» PROBLEM STATEMENT: Output the full listing below exactly as it reads, and skip anything that is a picture.

[Entries from a dataset]
'''

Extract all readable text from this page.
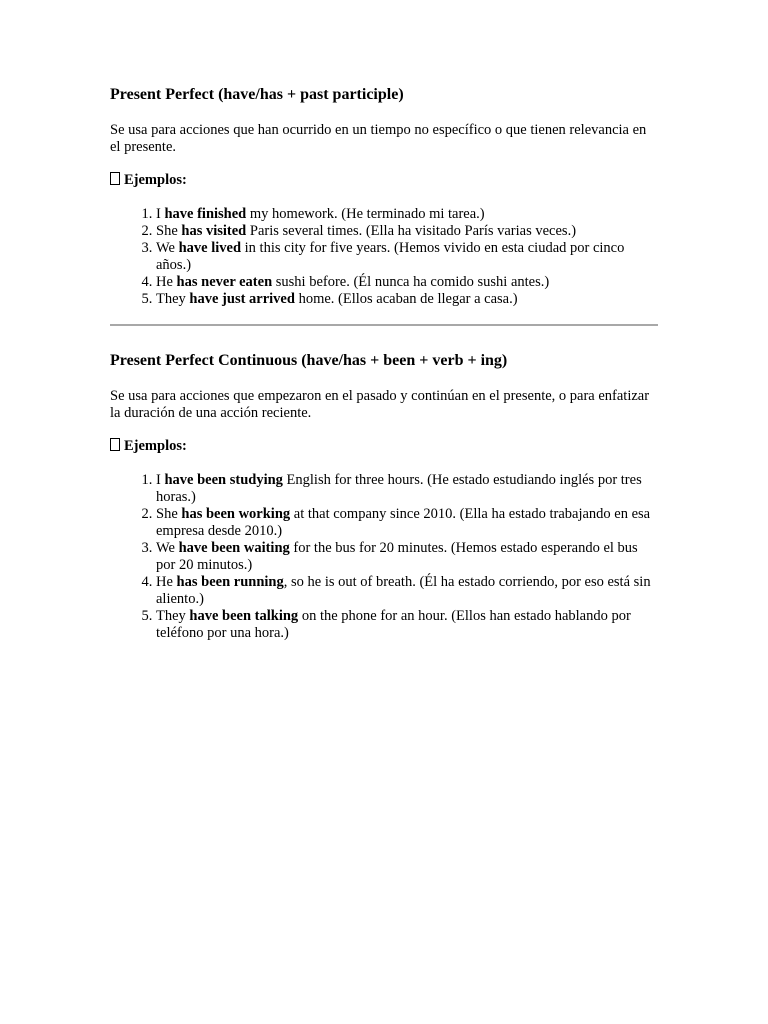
Present Perfect (have/has + past participle)

Se usa para acciones que han ocurrido en un tiempo no específico o que tienen relevancia en el presente.

Ejemplos:

1. I have finished my homework. (He terminado mi tarea.)
2. She has visited Paris several times. (Ella ha visitado París varias veces.)
3. We have lived in this city for five years. (Hemos vivido en esta ciudad por cinco años.)
4. He has never eaten sushi before. (Él nunca ha comido sushi antes.)
5. They have just arrived home. (Ellos acaban de llegar a casa.)
Present Perfect Continuous (have/has + been + verb + ing)

Se usa para acciones que empezaron en el pasado y continúan en el presente, o para enfatizar la duración de una acción reciente.

Ejemplos:

1. I have been studying English for three hours. (He estado estudiando inglés por tres horas.)
2. She has been working at that company since 2010. (Ella ha estado trabajando en esa empresa desde 2010.)
3. We have been waiting for the bus for 20 minutes. (Hemos estado esperando el bus por 20 minutos.)
4. He has been running, so he is out of breath. (Él ha estado corriendo, por eso está sin aliento.)
5. They have been talking on the phone for an hour. (Ellos han estado hablando por teléfono por una hora.)
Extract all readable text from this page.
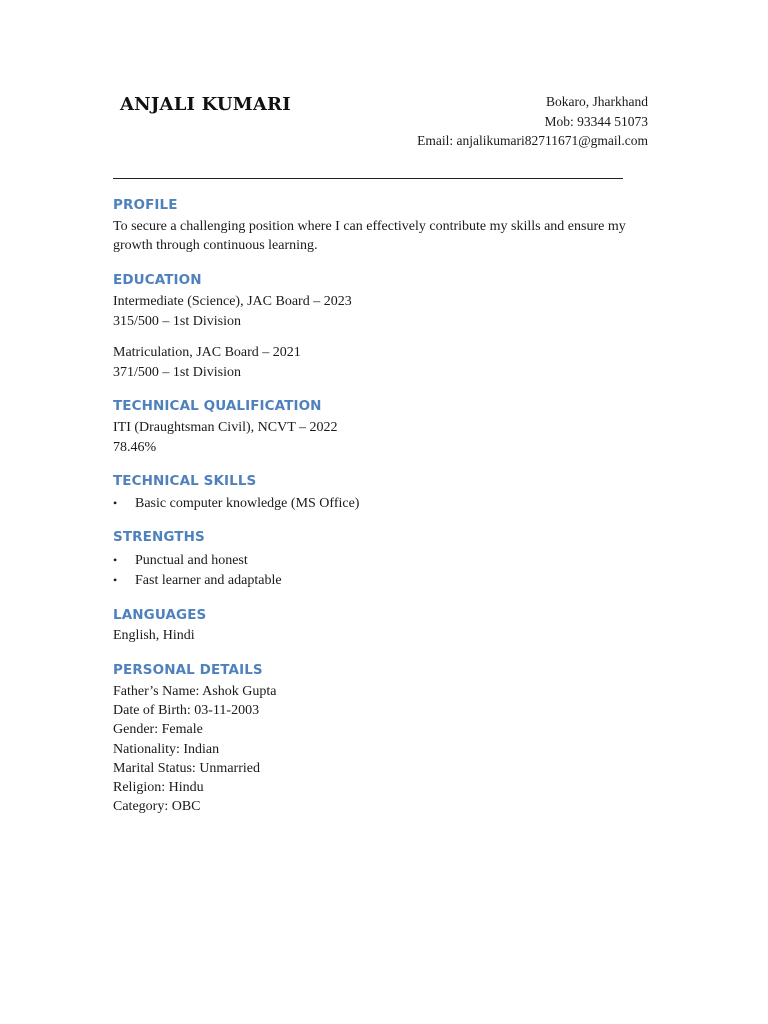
ANJALI KUMARI	Bokaro, Jharkhand
Mob: 93344 51073
Email: anjalikumari82711671@gmail.com
PROFILE
To secure a challenging position where I can effectively contribute my skills and ensure my
growth through continuous learning.
EDUCATION
Intermediate (Science), JAC Board – 2023
315/500 – 1st Division
Matriculation, JAC Board – 2021
371/500 – 1st Division
TECHNICAL QUALIFICATION
ITI (Draughtsman Civil), NCVT – 2022
78.46%
TECHNICAL SKILLS
• Basic computer knowledge (MS Office)
STRENGTHS
• Punctual and honest
• Fast learner and adaptable
LANGUAGES
English, Hindi
PERSONAL DETAILS
Father’s Name: Ashok Gupta
Date of Birth: 03-11-2003
Gender: Female
Nationality: Indian
Marital Status: Unmarried
Religion: Hindu
Category: OBC
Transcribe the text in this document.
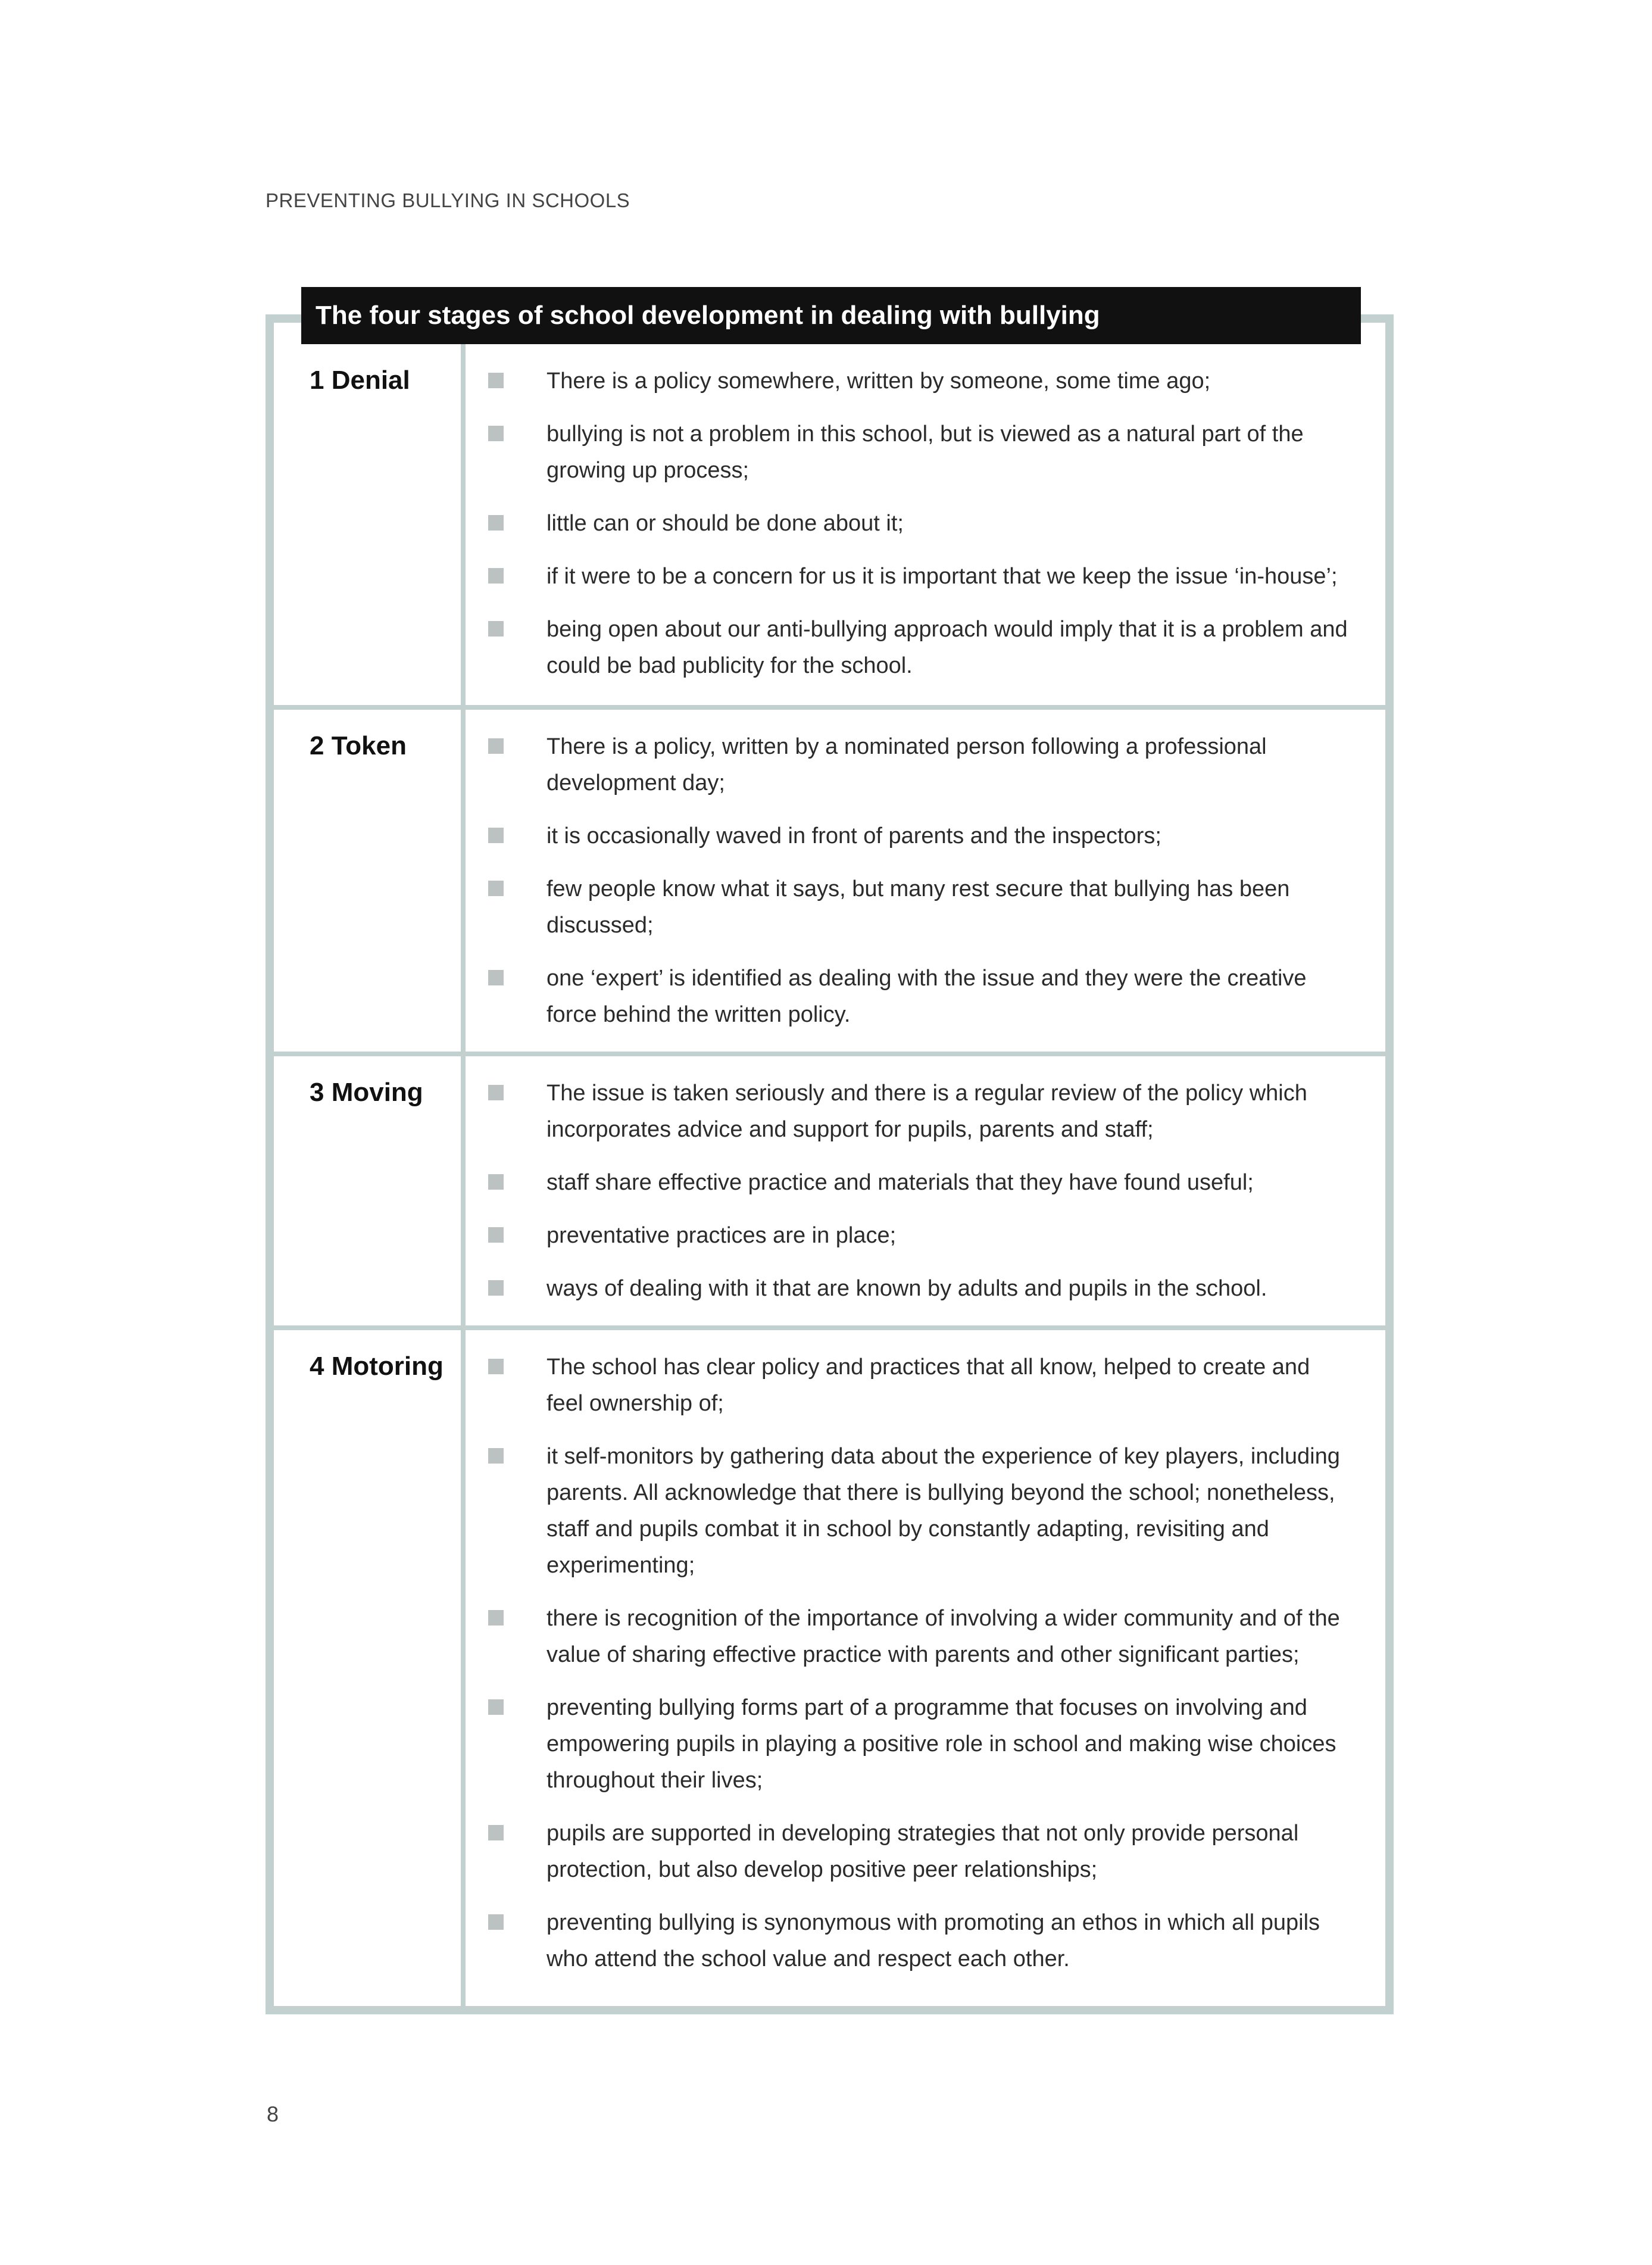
PREVENTING BULLYING IN SCHOOLS
1 Denial	There is a policy somewhere, written by someone, some time ago;
bullying is not a problem in this school, but is viewed as a natural part of the growing up process;
little can or should be done about it;
if it were to be a concern for us it is important that we keep the issue ‘in-house’;
being open about our anti-bullying approach would imply that it is a problem and could be bad publicity for the school.
2 Token	There is a policy, written by a nominated person following a professional development day;
it is occasionally waved in front of parents and the inspectors;
few people know what it says, but many rest secure that bullying has been discussed;
one ‘expert’ is identified as dealing with the issue and they were the creative force behind the written policy.
3 Moving	The issue is taken seriously and there is a regular review of the policy which incorporates advice and support for pupils, parents and staff;
staff share effective practice and materials that they have found useful;
preventative practices are in place;
ways of dealing with it that are known by adults and pupils in the school.
4 Motoring	The school has clear policy and practices that all know, helped to create and feel ownership of;
it self-monitors by gathering data about the experience of key players, including parents. All acknowledge that there is bullying beyond the school; nonetheless, staff and pupils combat it in school by constantly adapting, revisiting and experimenting;
there is recognition of the importance of involving a wider community and of the value of sharing effective practice with parents and other significant parties;
preventing bullying forms part of a programme that focuses on involving and empowering pupils in playing a positive role in school and making wise choices throughout their lives;
pupils are supported in developing strategies that not only provide personal protection, but also develop positive peer relationships;
preventing bullying is synonymous with promoting an ethos in which all pupils who attend the school value and respect each other.
The four stages of school development in dealing with bullying
8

'''

» RESULT FOR THIS TASK:
Extract all readable text from this page.
Present Perfect (have/has + past participle)

Se usa para acciones que han ocurrido en un tiempo no específico o que tienen relevancia en el presente.

Ejemplos:

1. I have finished my homework. (He terminado mi tarea.)
2. She has visited Paris several times. (Ella ha visitado París varias veces.)
3. We have lived in this city for five years. (Hemos vivido en esta ciudad por cinco años.)
4. He has never eaten sushi before. (Él nunca ha comido sushi antes.)
5. They have just arrived home. (Ellos acaban de llegar a casa.)
Present Perfect Continuous (have/has + been + verb + ing)

Se usa para acciones que empezaron en el pasado y continúan en el presente, o para enfatizar la duración de una acción reciente.

Ejemplos:

1. I have been studying English for three hours. (He estado estudiando inglés por tres horas.)
2. She has been working at that company since 2010. (Ella ha estado trabajando en esa empresa desde 2010.)
3. We have been waiting for the bus for 20 minutes. (Hemos estado esperando el bus por 20 minutos.)
4. He has been running, so he is out of breath. (Él ha estado corriendo, por eso está sin aliento.)
5. They have been talking on the phone for an hour. (Ellos han estado hablando por teléfono por una hora.)
Extract all readable text from this page.
ANJALI KUMARI	Bokaro, Jharkhand
Mob: 93344 51073
Email: anjalikumari82711671@gmail.com
PROFILE
To secure a challenging position where I can effectively contribute my skills and ensure my
growth through continuous learning.
EDUCATION
Intermediate (Science), JAC Board – 2023
315/500 – 1st Division
Matriculation, JAC Board – 2021
371/500 – 1st Division
TECHNICAL QUALIFICATION
ITI (Draughtsman Civil), NCVT – 2022
78.46%
TECHNICAL SKILLS
• Basic computer knowledge (MS Office)
STRENGTHS
• Punctual and honest
• Fast learner and adaptable
LANGUAGES
English, Hindi
PERSONAL DETAILS
Father’s Name: Ashok Gupta
Date of Birth: 03-11-2003
Gender: Female
Nationality: Indian
Marital Status: Unmarried
Religion: Hindu
Category: OBC
Transcribe the text in this document.
PREVENTING BULLYING IN SCHOOLS
1 Denial	There is a policy somewhere, written by someone, some time ago;
bullying is not a problem in this school, but is viewed as a natural part of the growing up process;
little can or should be done about it;
if it were to be a concern for us it is important that we keep the issue ‘in-house’;
being open about our anti-bullying approach would imply that it is a problem and could be bad publicity for the school.
2 Token	There is a policy, written by a nominated person following a professional development day;
it is occasionally waved in front of parents and the inspectors;
few people know what it says, but many rest secure that bullying has been discussed;
one ‘expert’ is identified as dealing with the issue and they were the creative force behind the written policy.
3 Moving	The issue is taken seriously and there is a regular review of the policy which incorporates advice and support for pupils, parents and staff;
staff share effective practice and materials that they have found useful;
preventative practices are in place;
ways of dealing with it that are known by adults and pupils in the school.
4 Motoring	The school has clear policy and practices that all know, helped to create and feel ownership of;
it self-monitors by gathering data about the experience of key players, including parents. All acknowledge that there is bullying beyond the school; nonetheless, staff and pupils combat it in school by constantly adapting, revisiting and experimenting;
there is recognition of the importance of involving a wider community and of the value of sharing effective practice with parents and other significant parties;
preventing bullying forms part of a programme that focuses on involving and empowering pupils in playing a positive role in school and making wise choices throughout their lives;
pupils are supported in developing strategies that not only provide personal protection, but also develop positive peer relationships;
preventing bullying is synonymous with promoting an ethos in which all pupils who attend the school value and respect each other.
The four stages of school development in dealing with bullying
8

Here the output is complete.